■ **Written task**:
Return every record verbatim.

[Dataset rows]
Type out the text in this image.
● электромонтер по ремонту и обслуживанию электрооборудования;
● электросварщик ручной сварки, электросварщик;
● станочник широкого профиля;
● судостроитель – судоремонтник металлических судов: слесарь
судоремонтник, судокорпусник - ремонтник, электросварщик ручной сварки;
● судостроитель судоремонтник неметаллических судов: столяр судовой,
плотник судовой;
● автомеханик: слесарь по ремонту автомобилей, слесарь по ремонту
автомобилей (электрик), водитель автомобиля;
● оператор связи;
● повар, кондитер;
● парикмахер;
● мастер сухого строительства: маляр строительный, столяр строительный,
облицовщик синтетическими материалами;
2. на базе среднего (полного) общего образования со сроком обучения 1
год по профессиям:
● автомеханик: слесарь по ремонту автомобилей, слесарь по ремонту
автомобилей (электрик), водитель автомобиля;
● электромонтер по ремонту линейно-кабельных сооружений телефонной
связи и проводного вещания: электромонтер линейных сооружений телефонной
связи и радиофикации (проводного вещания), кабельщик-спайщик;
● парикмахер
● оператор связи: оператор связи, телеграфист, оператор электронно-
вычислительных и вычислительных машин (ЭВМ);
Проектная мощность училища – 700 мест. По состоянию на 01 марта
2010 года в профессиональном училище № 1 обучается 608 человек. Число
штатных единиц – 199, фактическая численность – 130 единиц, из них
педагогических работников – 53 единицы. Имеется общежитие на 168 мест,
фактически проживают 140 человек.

■ **Written response**:
Type out the text in this image.
● электромонтер по ремонту и обслуживанию электрооборудования;
● электросварщик ручной сварки, электросварщик;
● станочник широкого профиля;
● судостроитель – судоремонтник металлических судов: слесарь
судоремонтник, судокорпусник - ремонтник, электросварщик ручной сварки;
● судостроитель судоремонтник неметаллических судов: столяр судовой,
плотник судовой;
● автомеханик: слесарь по ремонту автомобилей, слесарь по ремонту
автомобилей (электрик), водитель автомобиля;
● оператор связи;
● повар, кондитер;
● парикмахер;
● мастер сухого строительства: маляр строительный, столяр строительный,
облицовщик синтетическими материалами;
2. на базе среднего (полного) общего образования со сроком обучения 1
год по профессиям:
● автомеханик: слесарь по ремонту автомобилей, слесарь по ремонту
автомобилей (электрик), водитель автомобиля;
● электромонтер по ремонту линейно-кабельных сооружений телефонной
связи и проводного вещания: электромонтер линейных сооружений телефонной
связи и радиофикации (проводного вещания), кабельщик-спайщик;
● парикмахер
● оператор связи: оператор связи, телеграфист, оператор электронно-
вычислительных и вычислительных машин (ЭВМ);
Проектная мощность училища – 700 мест. По состоянию на 01 марта
2010 года в профессиональном училище № 1 обучается 608 человек. Число
штатных единиц – 199, фактическая численность – 130 единиц, из них
педагогических работников – 53 единицы. Имеется общежитие на 168 мест,
фактически проживают 140 человек.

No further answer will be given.